Stated exercise: Identify the line that contains "OCR this image." in the material. Output it and every line after it, unchanged, through the end.

[Recorded data]
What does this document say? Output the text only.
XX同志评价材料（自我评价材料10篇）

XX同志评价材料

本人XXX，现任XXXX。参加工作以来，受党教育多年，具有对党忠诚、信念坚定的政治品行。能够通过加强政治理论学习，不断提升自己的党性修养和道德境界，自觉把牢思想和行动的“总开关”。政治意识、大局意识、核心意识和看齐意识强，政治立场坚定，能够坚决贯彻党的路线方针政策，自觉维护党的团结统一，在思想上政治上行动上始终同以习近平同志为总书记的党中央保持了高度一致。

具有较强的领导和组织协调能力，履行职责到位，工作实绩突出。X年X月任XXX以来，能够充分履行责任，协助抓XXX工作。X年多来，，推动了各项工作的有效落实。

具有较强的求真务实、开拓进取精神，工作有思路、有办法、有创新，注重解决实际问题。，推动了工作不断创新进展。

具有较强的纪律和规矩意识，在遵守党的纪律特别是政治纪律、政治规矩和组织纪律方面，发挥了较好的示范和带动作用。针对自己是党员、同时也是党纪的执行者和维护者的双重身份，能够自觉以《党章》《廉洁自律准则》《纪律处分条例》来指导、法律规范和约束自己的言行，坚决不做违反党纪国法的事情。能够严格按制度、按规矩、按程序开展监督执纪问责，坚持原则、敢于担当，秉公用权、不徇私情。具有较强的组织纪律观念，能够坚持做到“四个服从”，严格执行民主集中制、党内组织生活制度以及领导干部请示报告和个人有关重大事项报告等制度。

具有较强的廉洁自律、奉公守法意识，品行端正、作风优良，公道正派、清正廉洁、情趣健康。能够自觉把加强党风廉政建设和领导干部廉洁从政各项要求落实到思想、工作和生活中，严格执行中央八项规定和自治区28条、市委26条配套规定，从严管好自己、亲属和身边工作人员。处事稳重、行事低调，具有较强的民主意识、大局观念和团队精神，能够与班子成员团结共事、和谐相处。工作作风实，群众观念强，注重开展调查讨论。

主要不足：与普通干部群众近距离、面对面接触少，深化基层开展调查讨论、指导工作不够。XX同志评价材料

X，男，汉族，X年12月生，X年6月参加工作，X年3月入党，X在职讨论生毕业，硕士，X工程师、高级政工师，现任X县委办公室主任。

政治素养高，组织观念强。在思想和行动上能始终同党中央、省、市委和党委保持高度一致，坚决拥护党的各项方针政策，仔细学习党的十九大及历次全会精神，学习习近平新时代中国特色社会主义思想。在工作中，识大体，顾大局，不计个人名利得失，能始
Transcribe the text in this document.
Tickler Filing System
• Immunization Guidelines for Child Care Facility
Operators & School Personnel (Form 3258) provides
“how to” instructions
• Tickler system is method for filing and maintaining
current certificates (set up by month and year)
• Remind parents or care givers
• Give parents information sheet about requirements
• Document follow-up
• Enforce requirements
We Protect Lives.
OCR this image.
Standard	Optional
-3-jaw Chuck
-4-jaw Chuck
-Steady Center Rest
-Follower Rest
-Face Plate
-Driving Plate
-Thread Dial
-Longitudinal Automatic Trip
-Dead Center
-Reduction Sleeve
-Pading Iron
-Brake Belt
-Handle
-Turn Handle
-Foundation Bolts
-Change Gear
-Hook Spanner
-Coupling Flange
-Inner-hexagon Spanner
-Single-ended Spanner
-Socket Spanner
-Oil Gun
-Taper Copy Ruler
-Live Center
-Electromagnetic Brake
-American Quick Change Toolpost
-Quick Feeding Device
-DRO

The answer:
OCR this image.
Standard	Optional
-3-jaw Chuck
-4-jaw Chuck
-Steady Center Rest
-Follower Rest
-Face Plate
-Driving Plate
-Thread Dial
-Longitudinal Automatic Trip
-Dead Center
-Reduction Sleeve
-Pading Iron
-Brake Belt
-Handle
-Turn Handle
-Foundation Bolts
-Change Gear
-Hook Spanner
-Coupling Flange
-Inner-hexagon Spanner
-Single-ended Spanner
-Socket Spanner
-Oil Gun
-Taper Copy Ruler
-Live Center
-Electromagnetic Brake
-American Quick Change Toolpost
-Quick Feeding Device
-DRO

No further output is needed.